Top of Raw data

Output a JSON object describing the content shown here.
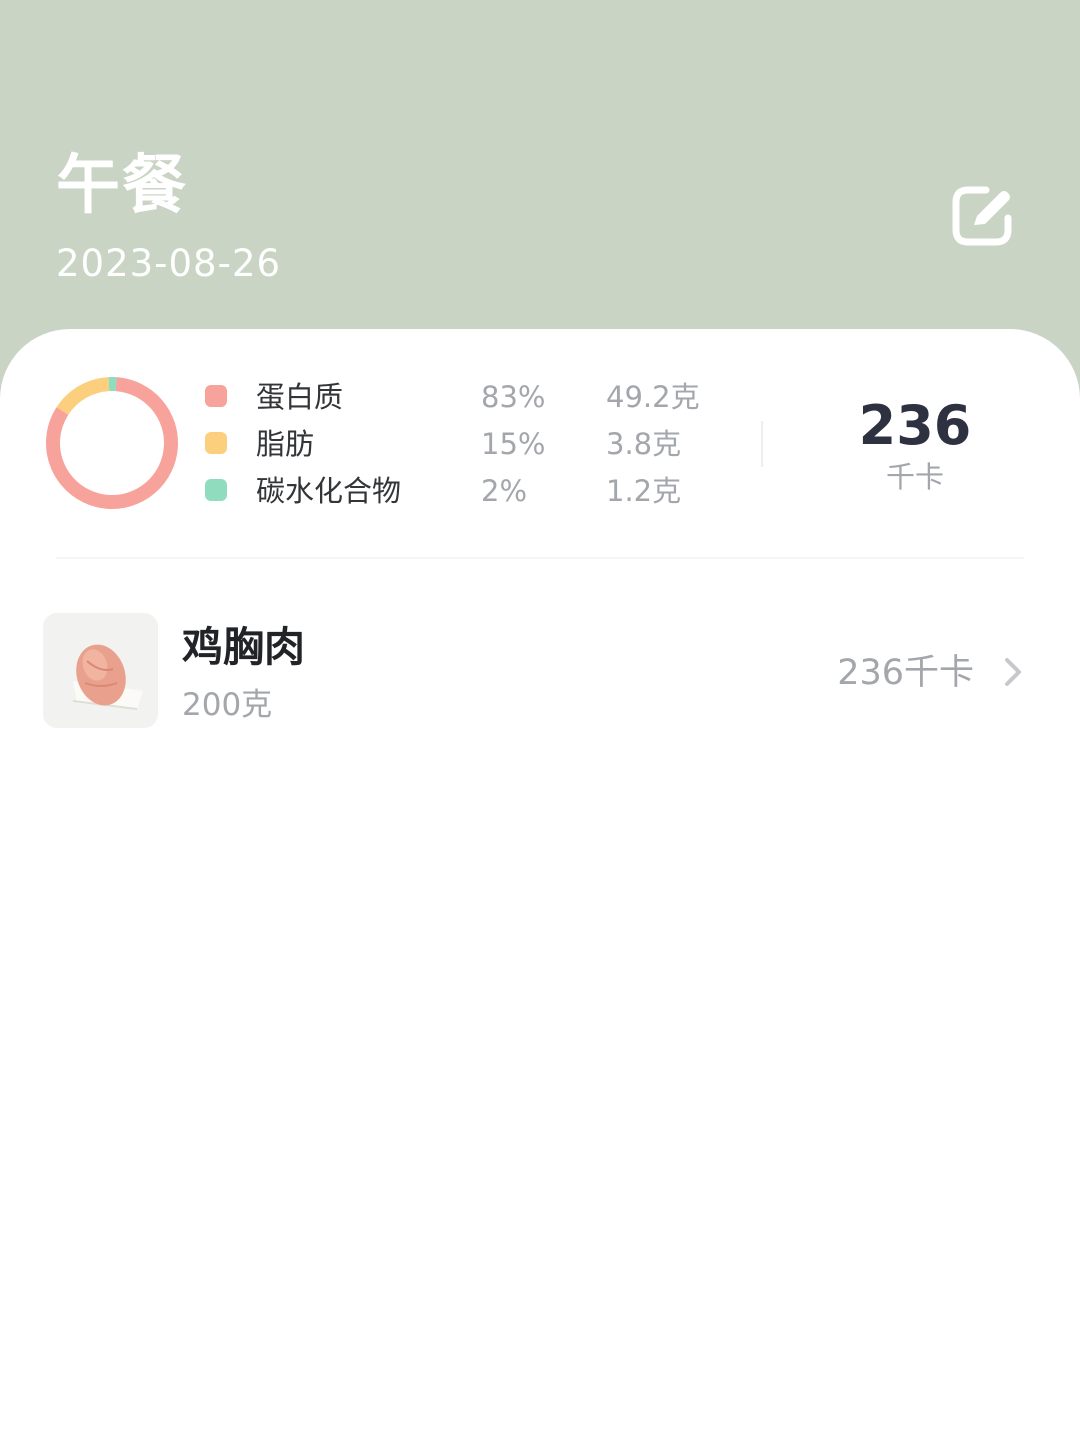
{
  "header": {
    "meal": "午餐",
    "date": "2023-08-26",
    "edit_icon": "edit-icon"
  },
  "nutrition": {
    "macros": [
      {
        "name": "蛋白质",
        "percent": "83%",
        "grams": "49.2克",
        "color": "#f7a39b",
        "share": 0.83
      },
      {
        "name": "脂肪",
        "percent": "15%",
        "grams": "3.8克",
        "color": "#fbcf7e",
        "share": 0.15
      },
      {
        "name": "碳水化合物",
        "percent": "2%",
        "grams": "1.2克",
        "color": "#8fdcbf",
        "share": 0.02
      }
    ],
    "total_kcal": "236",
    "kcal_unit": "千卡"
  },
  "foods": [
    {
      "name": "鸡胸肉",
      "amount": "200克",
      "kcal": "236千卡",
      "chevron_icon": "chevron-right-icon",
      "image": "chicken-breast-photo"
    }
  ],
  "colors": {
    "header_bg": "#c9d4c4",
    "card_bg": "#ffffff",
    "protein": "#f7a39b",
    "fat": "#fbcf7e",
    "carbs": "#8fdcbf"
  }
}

Bottom of Raw data

## Try it
Apart from the pictures, write every entry out again exactly.

## Reply
Output a JSON object describing the content shown here.
{
  "header": {
    "meal": "午餐",
    "date": "2023-08-26",
    "edit_icon": "edit-icon"
  },
  "nutrition": {
    "macros": [
      {
        "name": "蛋白质",
        "percent": "83%",
        "grams": "49.2克",
        "color": "#f7a39b",
        "share": 0.83
      },
      {
        "name": "脂肪",
        "percent": "15%",
        "grams": "3.8克",
        "color": "#fbcf7e",
        "share": 0.15
      },
      {
        "name": "碳水化合物",
        "percent": "2%",
        "grams": "1.2克",
        "color": "#8fdcbf",
        "share": 0.02
      }
    ],
    "total_kcal": "236",
    "kcal_unit": "千卡"
  },
  "foods": [
    {
      "name": "鸡胸肉",
      "amount": "200克",
      "kcal": "236千卡",
      "chevron_icon": "chevron-right-icon",
      "image": "chicken-breast-photo"
    }
  ],
  "colors": {
    "header_bg": "#c9d4c4",
    "card_bg": "#ffffff",
    "protein": "#f7a39b",
    "fat": "#fbcf7e",
    "carbs": "#8fdcbf"
  }
}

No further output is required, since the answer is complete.